### Dataset rows
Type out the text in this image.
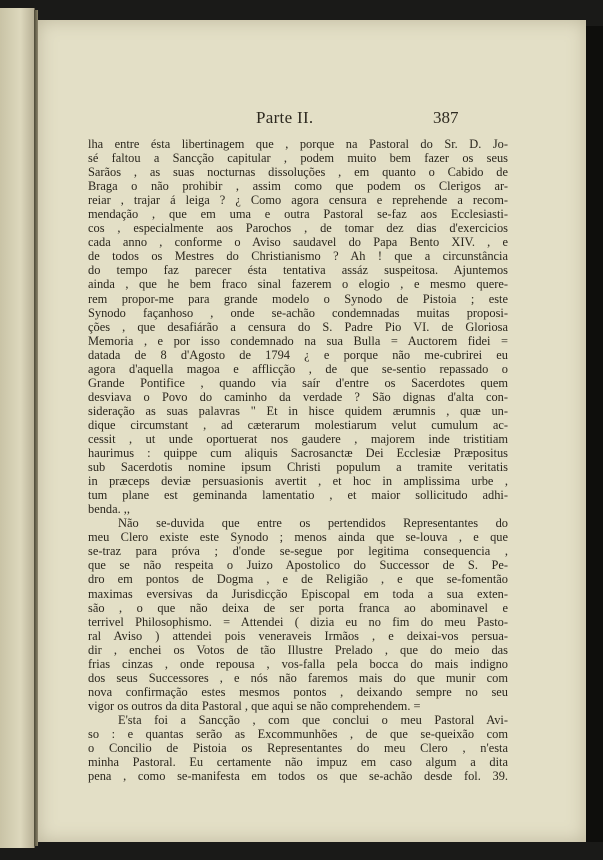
Parte II.	387
lha entre ésta libertinagem que , porque na Pastoral do Sr. D. Jo-
sé faltou a Sancção capitular , podem muito bem fazer os seus
Sarãos , as suas nocturnas dissoluções , em quanto o Cabido de
Braga o não prohibir , assim como que podem os Clerigos ar-
reiar , trajar á leiga ? ¿ Como agora censura e reprehende a recom-
mendação , que em uma e outra Pastoral se-faz aos Ecclesiasti-
cos , especialmente aos Parochos , de tomar dez dias d'exercicios
cada anno , conforme o Aviso saudavel do Papa Bento XIV. , e
de todos os Mestres do Christianismo ? Ah ! que a circunstância
do tempo faz parecer ésta tentativa assáz suspeitosa. Ajuntemos
ainda , que he bem fraco sinal fazerem o elogio , e mesmo quere-
rem propor-me para grande modelo o Synodo de Pistoia ; este
Synodo façanhoso , onde se-achão condemnadas muitas proposi-
ções , que desafiárão a censura do S. Padre Pio VI. de Gloriosa
Memoria , e por isso condemnado na sua Bulla = Auctorem fidei =
datada de 8 d'Agosto de 1794 ¿ e porque não me-cubrirei eu
agora d'aquella magoa e afflicção , de que se-sentio repassado o
Grande Pontifice , quando via saír d'entre os Sacerdotes quem
desviava o Povo do caminho da verdade ? São dignas d'alta con-
sideração as suas palavras " Et in hisce quidem ærumnis , quæ un-
dique circumstant , ad cæterarum molestiarum velut cumulum ac-
cessit , ut unde oportuerat nos gaudere , majorem inde tristitiam
haurimus : quippe cum aliquis Sacrosanctæ Dei Ecclesiæ Præpositus
sub Sacerdotis nomine ipsum Christi populum a tramite veritatis
in præceps deviæ persuasionis avertit , et hoc in amplissima urbe ,
tum plane est geminanda lamentatio , et maior sollicitudo adhi-
benda. ,,
Não se-duvida que entre os pertendidos Representantes do
meu Clero existe este Synodo ; menos ainda que se-louva , e que
se-traz para próva ; d'onde se-segue por legitima consequencia ,
que se não respeita o Juizo Apostolico do Successor de S. Pe-
dro em pontos de Dogma , e de Religião , e que se-fomentão
maximas eversivas da Jurisdicção Episcopal em toda a sua exten-
são , o que não deixa de ser porta franca ao abominavel e
terrivel Philosophismo. = Attendei ( dizia eu no fim do meu Pasto-
ral Aviso ) attendei pois veneraveis Irmãos , e deixai-vos persua-
dir , enchei os Votos de tão Illustre Prelado , que do meio das
frias cinzas , onde repousa , vos-falla pela bocca do mais indigno
dos seus Successores , e nós não faremos mais do que munir com
nova confirmação estes mesmos pontos , deixando sempre no seu
vigor os outros da dita Pastoral , que aqui se não comprehendem. =
E'sta foi a Sancção , com que conclui o meu Pastoral Avi-
so : e quantas serão as Excommunhões , de que se-queixão com
o Concilio de Pistoia os Representantes do meu Clero , n'esta
minha Pastoral. Eu certamente não impuz em caso algum a dita
pena , como se-manifesta em todos os que se-achão desde fol. 39.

### Given problem
In the entries above, count every line containing the word "ésta". Write only the total.

### Output of the exercise
2